- _EJERCICIO_
Cuenta cuántas líneas de los datos siguientes contienen la palabra "title" y escribe únicamente ese número.

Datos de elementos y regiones
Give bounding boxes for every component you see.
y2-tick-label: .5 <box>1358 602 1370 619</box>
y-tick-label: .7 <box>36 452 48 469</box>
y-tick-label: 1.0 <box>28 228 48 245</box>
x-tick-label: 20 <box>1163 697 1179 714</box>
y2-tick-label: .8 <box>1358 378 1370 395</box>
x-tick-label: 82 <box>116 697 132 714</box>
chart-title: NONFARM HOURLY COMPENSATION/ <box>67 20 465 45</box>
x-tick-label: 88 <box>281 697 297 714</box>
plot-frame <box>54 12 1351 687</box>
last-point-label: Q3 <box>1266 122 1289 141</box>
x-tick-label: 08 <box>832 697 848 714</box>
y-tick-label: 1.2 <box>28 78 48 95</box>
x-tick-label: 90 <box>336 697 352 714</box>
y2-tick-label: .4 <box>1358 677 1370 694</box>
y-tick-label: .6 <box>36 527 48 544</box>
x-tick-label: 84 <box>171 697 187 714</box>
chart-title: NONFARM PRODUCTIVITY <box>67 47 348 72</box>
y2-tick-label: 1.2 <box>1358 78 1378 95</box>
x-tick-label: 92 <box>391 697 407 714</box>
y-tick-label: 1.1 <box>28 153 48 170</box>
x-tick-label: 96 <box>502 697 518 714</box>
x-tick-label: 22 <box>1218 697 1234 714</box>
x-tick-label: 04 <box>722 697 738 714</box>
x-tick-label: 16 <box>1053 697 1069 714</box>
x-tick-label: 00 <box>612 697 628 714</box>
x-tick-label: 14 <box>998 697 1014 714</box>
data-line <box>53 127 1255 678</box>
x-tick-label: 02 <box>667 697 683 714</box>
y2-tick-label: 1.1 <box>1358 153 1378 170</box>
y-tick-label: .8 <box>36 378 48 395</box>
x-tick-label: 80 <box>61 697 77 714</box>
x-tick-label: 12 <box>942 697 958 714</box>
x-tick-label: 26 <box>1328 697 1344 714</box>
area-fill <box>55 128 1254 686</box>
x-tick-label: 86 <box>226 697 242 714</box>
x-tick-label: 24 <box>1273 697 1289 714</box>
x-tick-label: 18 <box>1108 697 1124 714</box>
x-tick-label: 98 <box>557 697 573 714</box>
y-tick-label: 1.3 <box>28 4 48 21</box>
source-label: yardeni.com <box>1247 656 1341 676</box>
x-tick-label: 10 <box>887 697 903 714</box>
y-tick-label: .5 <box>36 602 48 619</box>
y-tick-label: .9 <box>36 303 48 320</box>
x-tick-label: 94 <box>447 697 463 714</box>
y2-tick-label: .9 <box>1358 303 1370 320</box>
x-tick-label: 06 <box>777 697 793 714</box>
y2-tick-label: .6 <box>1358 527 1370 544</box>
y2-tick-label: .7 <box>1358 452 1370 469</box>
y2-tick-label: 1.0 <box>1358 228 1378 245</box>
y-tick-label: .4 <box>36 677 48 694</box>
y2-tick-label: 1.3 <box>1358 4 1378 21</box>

- _RESPUESTA_
2